Collection entries:
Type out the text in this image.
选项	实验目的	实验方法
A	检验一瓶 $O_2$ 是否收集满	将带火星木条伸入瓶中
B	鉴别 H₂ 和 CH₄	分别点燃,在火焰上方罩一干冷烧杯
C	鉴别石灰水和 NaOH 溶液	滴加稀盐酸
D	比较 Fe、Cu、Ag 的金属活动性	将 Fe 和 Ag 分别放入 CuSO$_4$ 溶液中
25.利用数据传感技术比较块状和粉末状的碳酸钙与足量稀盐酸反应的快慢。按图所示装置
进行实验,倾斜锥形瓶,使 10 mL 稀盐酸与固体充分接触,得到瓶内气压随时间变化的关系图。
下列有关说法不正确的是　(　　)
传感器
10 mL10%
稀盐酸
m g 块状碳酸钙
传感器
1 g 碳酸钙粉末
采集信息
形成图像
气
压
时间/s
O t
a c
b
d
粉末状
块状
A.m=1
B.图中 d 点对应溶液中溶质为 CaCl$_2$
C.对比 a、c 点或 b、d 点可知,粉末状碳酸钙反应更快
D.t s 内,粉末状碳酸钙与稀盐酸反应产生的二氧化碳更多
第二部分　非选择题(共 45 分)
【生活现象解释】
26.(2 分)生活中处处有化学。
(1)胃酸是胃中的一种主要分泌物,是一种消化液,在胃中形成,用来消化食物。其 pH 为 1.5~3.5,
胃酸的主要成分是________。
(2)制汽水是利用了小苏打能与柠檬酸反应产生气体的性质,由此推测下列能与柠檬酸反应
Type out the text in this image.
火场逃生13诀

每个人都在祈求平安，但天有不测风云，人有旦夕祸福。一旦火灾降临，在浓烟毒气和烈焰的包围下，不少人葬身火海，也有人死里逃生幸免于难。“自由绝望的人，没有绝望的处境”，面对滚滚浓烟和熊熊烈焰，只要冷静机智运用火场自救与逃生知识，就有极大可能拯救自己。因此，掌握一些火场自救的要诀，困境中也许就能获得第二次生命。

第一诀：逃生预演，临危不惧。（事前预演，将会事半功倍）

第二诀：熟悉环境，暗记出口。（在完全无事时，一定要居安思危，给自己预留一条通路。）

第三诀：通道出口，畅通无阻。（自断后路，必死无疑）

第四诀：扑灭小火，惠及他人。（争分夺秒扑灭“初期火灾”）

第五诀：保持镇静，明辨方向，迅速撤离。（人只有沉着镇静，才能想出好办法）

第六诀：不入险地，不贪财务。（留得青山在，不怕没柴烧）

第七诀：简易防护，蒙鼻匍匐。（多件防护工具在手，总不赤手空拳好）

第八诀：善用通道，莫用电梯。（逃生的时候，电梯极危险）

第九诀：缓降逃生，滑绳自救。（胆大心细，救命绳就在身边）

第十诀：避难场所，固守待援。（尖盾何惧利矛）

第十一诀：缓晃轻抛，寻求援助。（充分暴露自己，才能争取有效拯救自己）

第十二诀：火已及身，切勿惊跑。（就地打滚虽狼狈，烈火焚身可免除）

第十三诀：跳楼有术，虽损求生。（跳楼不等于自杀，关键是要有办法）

* _Objective_
Exact output of every entry is required.

* _Correct output_
Type out the text in this image.
选项	实验目的	实验方法
A	检验一瓶 $O_2$ 是否收集满	将带火星木条伸入瓶中
B	鉴别 H₂ 和 CH₄	分别点燃,在火焰上方罩一干冷烧杯
C	鉴别石灰水和 NaOH 溶液	滴加稀盐酸
D	比较 Fe、Cu、Ag 的金属活动性	将 Fe 和 Ag 分别放入 CuSO$_4$ 溶液中
25.利用数据传感技术比较块状和粉末状的碳酸钙与足量稀盐酸反应的快慢。按图所示装置
进行实验,倾斜锥形瓶,使 10 mL 稀盐酸与固体充分接触,得到瓶内气压随时间变化的关系图。
下列有关说法不正确的是　(　　)
传感器
10 mL10%
稀盐酸
m g 块状碳酸钙
传感器
1 g 碳酸钙粉末
采集信息
形成图像
气
压
时间/s
O t
a c
b
d
粉末状
块状
A.m=1
B.图中 d 点对应溶液中溶质为 CaCl$_2$
C.对比 a、c 点或 b、d 点可知,粉末状碳酸钙反应更快
D.t s 内,粉末状碳酸钙与稀盐酸反应产生的二氧化碳更多
第二部分　非选择题(共 45 分)
【生活现象解释】
26.(2 分)生活中处处有化学。
(1)胃酸是胃中的一种主要分泌物,是一种消化液,在胃中形成,用来消化食物。其 pH 为 1.5~3.5,
胃酸的主要成分是________。
(2)制汽水是利用了小苏打能与柠檬酸反应产生气体的性质,由此推测下列能与柠檬酸反应
Type out the text in this image.
火场逃生13诀

每个人都在祈求平安，但天有不测风云，人有旦夕祸福。一旦火灾降临，在浓烟毒气和烈焰的包围下，不少人葬身火海，也有人死里逃生幸免于难。“自由绝望的人，没有绝望的处境”，面对滚滚浓烟和熊熊烈焰，只要冷静机智运用火场自救与逃生知识，就有极大可能拯救自己。因此，掌握一些火场自救的要诀，困境中也许就能获得第二次生命。

第一诀：逃生预演，临危不惧。（事前预演，将会事半功倍）

第二诀：熟悉环境，暗记出口。（在完全无事时，一定要居安思危，给自己预留一条通路。）

第三诀：通道出口，畅通无阻。（自断后路，必死无疑）

第四诀：扑灭小火，惠及他人。（争分夺秒扑灭“初期火灾”）

第五诀：保持镇静，明辨方向，迅速撤离。（人只有沉着镇静，才能想出好办法）

第六诀：不入险地，不贪财务。（留得青山在，不怕没柴烧）

第七诀：简易防护，蒙鼻匍匐。（多件防护工具在手，总不赤手空拳好）

第八诀：善用通道，莫用电梯。（逃生的时候，电梯极危险）

第九诀：缓降逃生，滑绳自救。（胆大心细，救命绳就在身边）

第十诀：避难场所，固守待援。（尖盾何惧利矛）

第十一诀：缓晃轻抛，寻求援助。（充分暴露自己，才能争取有效拯救自己）

第十二诀：火已及身，切勿惊跑。（就地打滚虽狼狈，烈火焚身可免除）

第十三诀：跳楼有术，虽损求生。（跳楼不等于自杀，关键是要有办法）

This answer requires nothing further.